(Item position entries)
────────
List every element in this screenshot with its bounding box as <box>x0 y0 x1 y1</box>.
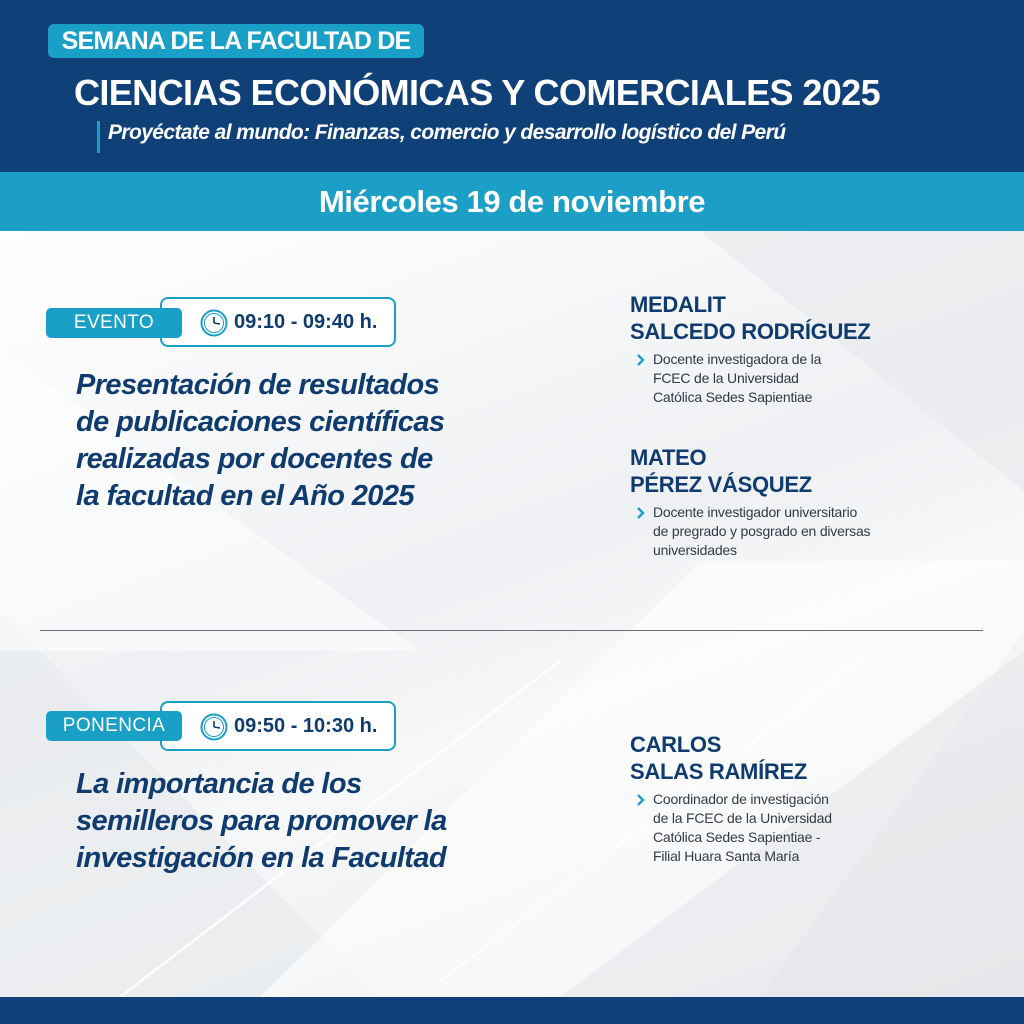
speaker-description-line: universidades <box>653 542 737 558</box>
chevron-right-icon <box>636 793 646 807</box>
session-title-line: La importancia de los <box>76 768 362 800</box>
speaker-description-line: Coordinador de investigación <box>653 791 829 807</box>
event-title: CIENCIAS ECONÓMICAS Y COMERCIALES 2025 <box>73 72 881 113</box>
header-tag: SEMANA DE LA FACULTAD DE <box>48 24 424 58</box>
session-title <box>76 367 476 515</box>
speaker-name-line: SALAS RAMÍREZ <box>630 759 807 784</box>
speaker-name-line: PÉREZ VÁSQUEZ <box>630 472 812 497</box>
header-banner <box>0 0 1024 172</box>
speaker-description-line: de pregrado y posgrado en diversas <box>653 523 871 539</box>
session-type-tag: EVENTO <box>46 308 182 338</box>
speaker-name-line: CARLOS <box>630 732 722 757</box>
time-range: 09:10 - 09:40 h. <box>234 311 378 333</box>
speaker-description-line: Católica Sedes Sapientiae - <box>653 829 821 845</box>
event-subtitle: Proyéctate al mundo: Finanzas, comercio y desarrollo logístico del Perú <box>108 121 786 144</box>
speaker-description <box>653 350 913 407</box>
background-decoration <box>0 231 1024 997</box>
session-title-line: la facultad en el Año 2025 <box>76 480 414 512</box>
chevron-right-icon <box>636 506 646 520</box>
speaker-description-line: de la FCEC de la Universidad <box>653 810 832 826</box>
speaker-name-line: SALCEDO RODRÍGUEZ <box>630 319 871 344</box>
speaker-description <box>653 503 913 560</box>
section-divider <box>40 630 983 631</box>
speaker-description <box>653 790 913 866</box>
speaker-name-line: MATEO <box>630 445 707 470</box>
speaker-description-line: Filial Huara Santa María <box>653 848 800 864</box>
chevron-right-icon <box>636 353 646 367</box>
session-title-line: de publicaciones científicas <box>76 406 445 438</box>
clock-icon <box>200 713 228 741</box>
background-shapes <box>0 231 1024 997</box>
time-badge <box>160 701 396 751</box>
session-type-tag: PONENCIA <box>46 711 182 741</box>
speaker-name <box>630 731 990 785</box>
speaker-name <box>630 444 990 498</box>
speaker-name-line: MEDALIT <box>630 292 726 317</box>
session-title-line: semilleros para promover la <box>76 805 447 837</box>
session-title <box>76 766 476 877</box>
session-title-line: investigación en la Facultad <box>76 842 446 874</box>
speaker-description-line: Católica Sedes Sapientiae <box>653 389 813 405</box>
speaker-description-line: FCEC de la Universidad <box>653 370 799 386</box>
session-title-line: realizadas por docentes de <box>76 443 433 475</box>
date-banner: Miércoles 19 de noviembre <box>0 172 1024 231</box>
footer-bar <box>0 997 1024 1024</box>
time-range: 09:50 - 10:30 h. <box>234 715 378 737</box>
speaker-name <box>630 291 990 345</box>
subtitle-accent-bar <box>97 121 100 153</box>
speaker-description-line: Docente investigador universitario <box>653 504 858 520</box>
speaker-description-line: Docente investigadora de la <box>653 351 822 367</box>
time-badge <box>160 297 396 347</box>
session-title-line: Presentación de resultados <box>76 369 440 401</box>
clock-icon <box>200 309 228 337</box>
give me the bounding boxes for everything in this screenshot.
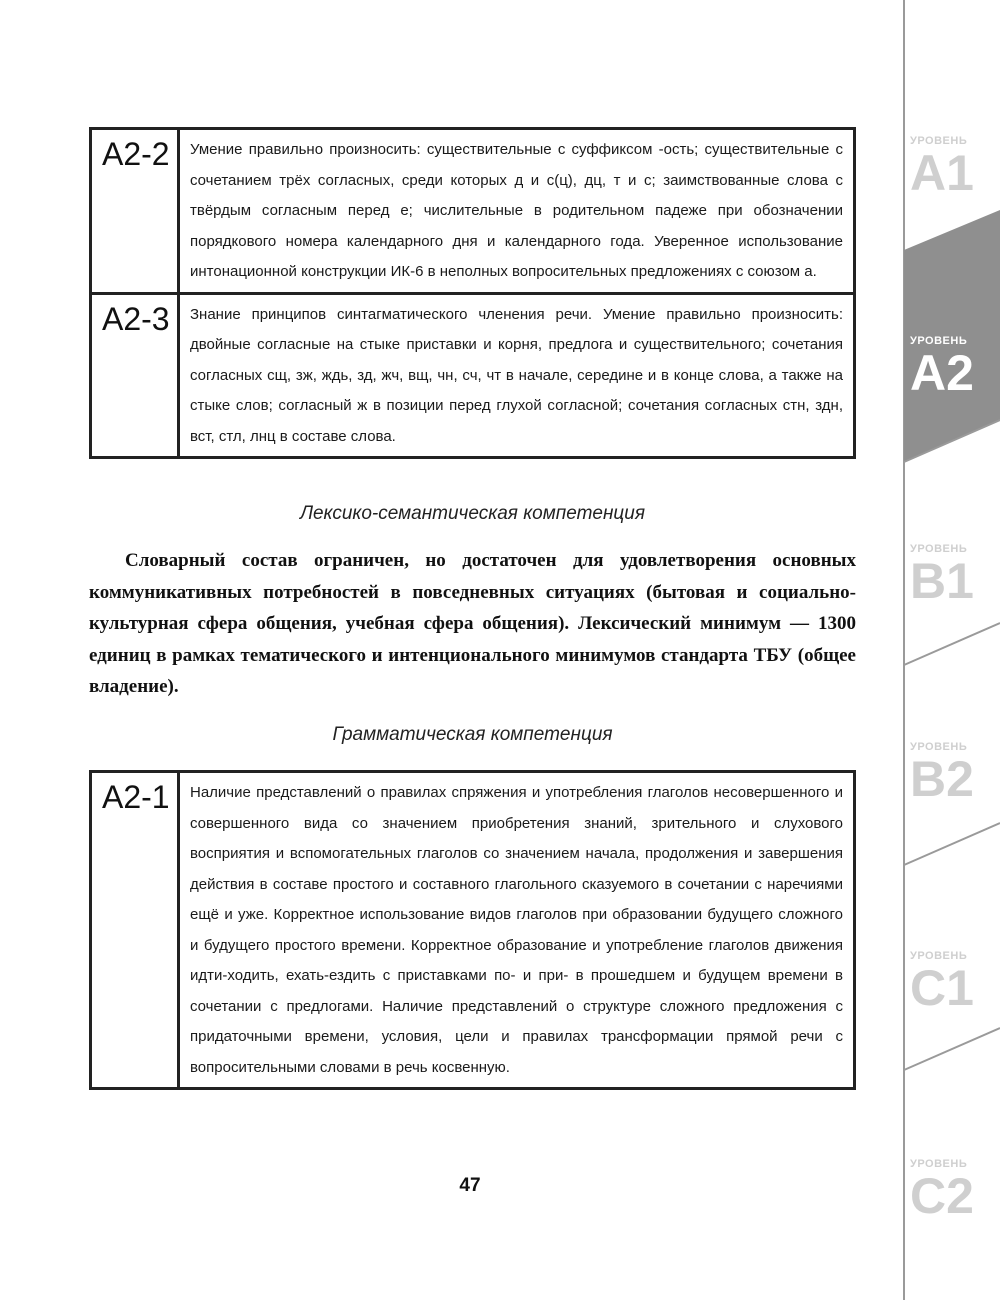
────────
* Written task
Copy every line of the items above word for word, from the first item through the last. Leave out the pictures.

* Result of the exercise
List every element in this screenshot with its bounding box as <box>x0 y0 x1 y1</box>.
speaker-description-line: universidades <box>653 542 737 558</box>
chevron-right-icon <box>636 793 646 807</box>
session-title-line: La importancia de los <box>76 768 362 800</box>
speaker-description-line: Coordinador de investigación <box>653 791 829 807</box>
event-title: CIENCIAS ECONÓMICAS Y COMERCIALES 2025 <box>73 72 881 113</box>
header-tag: SEMANA DE LA FACULTAD DE <box>48 24 424 58</box>
session-title <box>76 367 476 515</box>
speaker-name-line: SALAS RAMÍREZ <box>630 759 807 784</box>
speaker-name-line: PÉREZ VÁSQUEZ <box>630 472 812 497</box>
header-banner <box>0 0 1024 172</box>
speaker-description-line: de pregrado y posgrado en diversas <box>653 523 871 539</box>
session-type-tag: EVENTO <box>46 308 182 338</box>
speaker-name-line: CARLOS <box>630 732 722 757</box>
time-range: 09:10 - 09:40 h. <box>234 311 378 333</box>
speaker-description-line: Católica Sedes Sapientiae - <box>653 829 821 845</box>
event-subtitle: Proyéctate al mundo: Finanzas, comercio y desarrollo logístico del Perú <box>108 121 786 144</box>
speaker-description <box>653 350 913 407</box>
background-decoration <box>0 231 1024 997</box>
session-title-line: la facultad en el Año 2025 <box>76 480 414 512</box>
chevron-right-icon <box>636 506 646 520</box>
speaker-description-line: de la FCEC de la Universidad <box>653 810 832 826</box>
speaker-name-line: SALCEDO RODRÍGUEZ <box>630 319 871 344</box>
speaker-description <box>653 503 913 560</box>
section-divider <box>40 630 983 631</box>
speaker-description <box>653 790 913 866</box>
speaker-name-line: MATEO <box>630 445 707 470</box>
speaker-description-line: Filial Huara Santa María <box>653 848 800 864</box>
chevron-right-icon <box>636 353 646 367</box>
session-title-line: de publicaciones científicas <box>76 406 445 438</box>
clock-icon <box>200 713 228 741</box>
background-shapes <box>0 231 1024 997</box>
time-badge <box>160 701 396 751</box>
session-type-tag: PONENCIA <box>46 711 182 741</box>
speaker-name <box>630 731 990 785</box>
speaker-name <box>630 444 990 498</box>
speaker-name-line: MEDALIT <box>630 292 726 317</box>
session-title-line: semilleros para promover la <box>76 805 447 837</box>
session-title <box>76 766 476 877</box>
session-title-line: investigación en la Facultad <box>76 842 446 874</box>
speaker-description-line: Católica Sedes Sapientiae <box>653 389 813 405</box>
speaker-description-line: FCEC de la Universidad <box>653 370 799 386</box>
session-title-line: realizadas por docentes de <box>76 443 433 475</box>
date-banner: Miércoles 19 de noviembre <box>0 172 1024 231</box>
footer-bar <box>0 997 1024 1024</box>
time-range: 09:50 - 10:30 h. <box>234 715 378 737</box>
speaker-name <box>630 291 990 345</box>
subtitle-accent-bar <box>97 121 100 153</box>
speaker-description-line: Docente investigador universitario <box>653 504 858 520</box>
speaker-description-line: Docente investigadora de la <box>653 351 822 367</box>
time-badge <box>160 297 396 347</box>
session-title-line: Presentación de resultados <box>76 369 440 401</box>
clock-icon <box>200 309 228 337</box>
give me the bounding boxes for everything in this screenshot.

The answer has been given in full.